* **EXERCISE REQUIREMENTS**
Reproduce word for word the passage of the Betssy Chávez biography below that runs from "Early life and" up to and including "School of Law.".

DOCUMENT SECTION start

Betssy Betzabet Chávez Chino (born 3 June 1989) is a Peruvian lawyer and politician, who served as prime minister of Peru from 26 November until 7 December 2022 when she resigned from office. She was Peru's seventh female prime minister. She has been a member of the Peruvian Congress since July 2021 and served as Minister of Culture from August 2022 to November 2022. She previously was Minister of Labor and Employment Promotion, from October 2021 until  May 2022, when a censure motion against her was approved. She later held the position of Minister of Culture, before being appointed prime minister.

Chávez is the fifth Prime Minister to be appointed by President Pedro Castillo, which is seen by observers as a result of ongoing political instability. She announced her resignation on 7 December.

Early life and pre-political career 
Chávez was born on June 3, 1989, in Ciudad Nueva District, Tacna, Peru.

Education 
Studying law at Jorge Basadre Grohmann National University, Chávez was a student leader, holding positions in the student government. Graduating as a lawyer in 2016, Chávez has a postgraduate master's degree, with a focus on Constitutional Law, from José Carlos Mariátegui University.

Career 
Chávez worked as a lawyer in the Regional Government of Tacna (2020), a technician and assistant in the Congress of the Republic (2017–2020) and head of practices at the Jorge Basadre Grohmann University School of Law.

Political career 
Chávez indicates that her interest in politics arose from her father's work as a social leader for families that settled in the northern cone of Tacna.

In 2013, she was a candidate for the regional council of Tacna, for Alliance for Progress but she was not elected.

Congresswoman 
She was elected congresswoman in the 2021 parliamentary elections with 8,472 votes; she on behalf of Tacna, for the Free Peru party. She was inaugurated on July 27 of the same year. She is also part of the Democratic Peru parliamentary group.

DOCUMENT SECTION end
EXTRACTED ENTRIES start

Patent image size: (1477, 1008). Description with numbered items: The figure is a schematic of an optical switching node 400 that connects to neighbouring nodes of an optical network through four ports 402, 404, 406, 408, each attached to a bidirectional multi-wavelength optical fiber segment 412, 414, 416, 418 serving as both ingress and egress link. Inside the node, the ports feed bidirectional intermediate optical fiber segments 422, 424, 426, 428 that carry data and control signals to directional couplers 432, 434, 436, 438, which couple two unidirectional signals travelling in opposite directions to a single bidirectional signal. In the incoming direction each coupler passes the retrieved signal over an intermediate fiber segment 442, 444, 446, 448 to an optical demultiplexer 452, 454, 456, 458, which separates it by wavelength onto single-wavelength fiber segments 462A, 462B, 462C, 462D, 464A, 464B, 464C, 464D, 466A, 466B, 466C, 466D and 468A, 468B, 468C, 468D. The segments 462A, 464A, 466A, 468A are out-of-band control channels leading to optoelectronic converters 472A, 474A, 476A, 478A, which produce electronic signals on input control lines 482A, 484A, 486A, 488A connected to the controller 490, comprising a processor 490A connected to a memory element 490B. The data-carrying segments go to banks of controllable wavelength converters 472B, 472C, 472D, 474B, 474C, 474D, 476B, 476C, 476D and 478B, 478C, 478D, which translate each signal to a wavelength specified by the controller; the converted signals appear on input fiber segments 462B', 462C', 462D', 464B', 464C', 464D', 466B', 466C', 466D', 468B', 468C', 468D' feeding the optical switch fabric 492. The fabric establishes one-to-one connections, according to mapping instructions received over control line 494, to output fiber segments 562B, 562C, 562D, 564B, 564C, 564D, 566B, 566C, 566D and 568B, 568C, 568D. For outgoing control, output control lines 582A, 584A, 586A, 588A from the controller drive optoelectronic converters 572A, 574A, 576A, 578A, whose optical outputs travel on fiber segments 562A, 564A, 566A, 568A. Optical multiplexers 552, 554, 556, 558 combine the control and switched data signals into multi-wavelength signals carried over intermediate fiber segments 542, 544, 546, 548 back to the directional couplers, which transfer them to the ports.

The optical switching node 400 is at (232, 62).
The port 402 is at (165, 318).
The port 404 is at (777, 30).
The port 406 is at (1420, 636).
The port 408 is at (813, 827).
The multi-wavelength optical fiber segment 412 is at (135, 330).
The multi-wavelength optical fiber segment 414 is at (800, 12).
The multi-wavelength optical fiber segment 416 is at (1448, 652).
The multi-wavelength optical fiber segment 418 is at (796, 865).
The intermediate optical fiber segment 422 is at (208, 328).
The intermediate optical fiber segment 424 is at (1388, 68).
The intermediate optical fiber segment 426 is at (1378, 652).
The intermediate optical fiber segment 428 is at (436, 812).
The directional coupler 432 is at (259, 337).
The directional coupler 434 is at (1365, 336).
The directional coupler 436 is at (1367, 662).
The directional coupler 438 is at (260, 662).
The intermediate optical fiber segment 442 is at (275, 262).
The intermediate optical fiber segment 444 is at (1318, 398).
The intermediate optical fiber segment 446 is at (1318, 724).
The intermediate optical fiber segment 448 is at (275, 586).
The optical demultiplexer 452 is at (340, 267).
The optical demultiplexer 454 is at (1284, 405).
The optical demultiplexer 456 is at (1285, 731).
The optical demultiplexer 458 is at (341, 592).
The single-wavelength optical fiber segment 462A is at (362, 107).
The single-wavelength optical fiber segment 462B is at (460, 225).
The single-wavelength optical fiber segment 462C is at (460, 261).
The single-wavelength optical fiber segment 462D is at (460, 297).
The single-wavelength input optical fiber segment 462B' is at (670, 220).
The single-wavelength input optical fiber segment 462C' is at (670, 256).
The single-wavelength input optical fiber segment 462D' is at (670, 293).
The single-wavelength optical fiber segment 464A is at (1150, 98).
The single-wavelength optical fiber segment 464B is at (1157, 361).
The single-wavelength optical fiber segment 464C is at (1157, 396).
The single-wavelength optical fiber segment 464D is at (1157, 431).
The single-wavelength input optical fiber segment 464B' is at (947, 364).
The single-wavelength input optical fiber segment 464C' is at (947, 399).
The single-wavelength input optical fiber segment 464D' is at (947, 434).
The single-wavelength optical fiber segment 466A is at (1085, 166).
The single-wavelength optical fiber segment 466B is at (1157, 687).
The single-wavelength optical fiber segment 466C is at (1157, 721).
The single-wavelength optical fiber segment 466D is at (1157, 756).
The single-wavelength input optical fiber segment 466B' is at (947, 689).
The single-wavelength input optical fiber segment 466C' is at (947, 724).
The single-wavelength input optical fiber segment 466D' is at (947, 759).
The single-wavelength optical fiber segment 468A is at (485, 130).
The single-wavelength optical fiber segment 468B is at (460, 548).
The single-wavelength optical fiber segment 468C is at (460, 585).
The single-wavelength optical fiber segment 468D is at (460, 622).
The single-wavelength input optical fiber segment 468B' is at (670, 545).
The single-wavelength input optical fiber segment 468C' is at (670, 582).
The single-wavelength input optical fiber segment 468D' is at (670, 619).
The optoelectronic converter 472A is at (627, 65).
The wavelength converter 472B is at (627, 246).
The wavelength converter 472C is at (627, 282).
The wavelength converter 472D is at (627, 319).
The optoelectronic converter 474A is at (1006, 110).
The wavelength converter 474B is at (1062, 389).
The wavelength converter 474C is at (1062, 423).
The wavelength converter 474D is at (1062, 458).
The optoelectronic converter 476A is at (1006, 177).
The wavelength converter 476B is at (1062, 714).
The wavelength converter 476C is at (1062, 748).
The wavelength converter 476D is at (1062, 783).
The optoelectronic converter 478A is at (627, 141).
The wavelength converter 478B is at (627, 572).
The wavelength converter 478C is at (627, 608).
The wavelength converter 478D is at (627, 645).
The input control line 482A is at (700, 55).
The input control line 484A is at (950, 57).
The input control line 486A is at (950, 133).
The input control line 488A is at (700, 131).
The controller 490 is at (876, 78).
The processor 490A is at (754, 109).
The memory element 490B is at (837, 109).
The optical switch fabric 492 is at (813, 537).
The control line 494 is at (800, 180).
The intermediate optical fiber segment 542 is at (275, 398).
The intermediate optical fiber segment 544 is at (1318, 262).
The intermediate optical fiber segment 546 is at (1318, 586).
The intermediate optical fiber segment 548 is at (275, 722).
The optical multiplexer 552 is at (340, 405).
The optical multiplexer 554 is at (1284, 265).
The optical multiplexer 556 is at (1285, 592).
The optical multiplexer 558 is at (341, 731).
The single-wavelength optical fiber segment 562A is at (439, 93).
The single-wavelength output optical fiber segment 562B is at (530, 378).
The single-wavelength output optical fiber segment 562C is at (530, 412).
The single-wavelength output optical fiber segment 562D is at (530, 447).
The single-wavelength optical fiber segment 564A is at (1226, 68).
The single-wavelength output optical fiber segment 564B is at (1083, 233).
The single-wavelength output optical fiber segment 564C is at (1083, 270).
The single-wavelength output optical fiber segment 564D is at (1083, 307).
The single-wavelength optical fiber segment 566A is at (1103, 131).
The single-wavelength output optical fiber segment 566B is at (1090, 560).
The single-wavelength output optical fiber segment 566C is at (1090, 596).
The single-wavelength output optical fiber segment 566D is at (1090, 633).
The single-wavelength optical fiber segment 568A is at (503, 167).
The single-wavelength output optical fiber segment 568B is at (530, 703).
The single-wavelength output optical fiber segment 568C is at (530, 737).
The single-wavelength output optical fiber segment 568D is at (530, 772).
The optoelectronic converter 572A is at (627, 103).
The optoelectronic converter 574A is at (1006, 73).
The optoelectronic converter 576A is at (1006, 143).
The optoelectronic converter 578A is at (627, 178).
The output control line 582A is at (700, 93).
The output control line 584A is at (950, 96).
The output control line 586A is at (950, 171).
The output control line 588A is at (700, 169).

EXTRACTED ENTRIES end

* **RESULT FOR THIS TASK**
Early life and pre-political career 
Chávez was born on June 3, 1989, in Ciudad Nueva District, Tacna, Peru.

Education 
Studying law at Jorge Basadre Grohmann National University, Chávez was a student leader, holding positions in the student government. Graduating as a lawyer in 2016, Chávez has a postgraduate master's degree, with a focus on Constitutional Law, from José Carlos Mariátegui University.

Career 
Chávez worked as a lawyer in the Regional Government of Tacna (2020), a technician and assistant in the Congress of the Republic (2017–2020) and head of practices at the Jorge Basadre Grohmann University School of Law.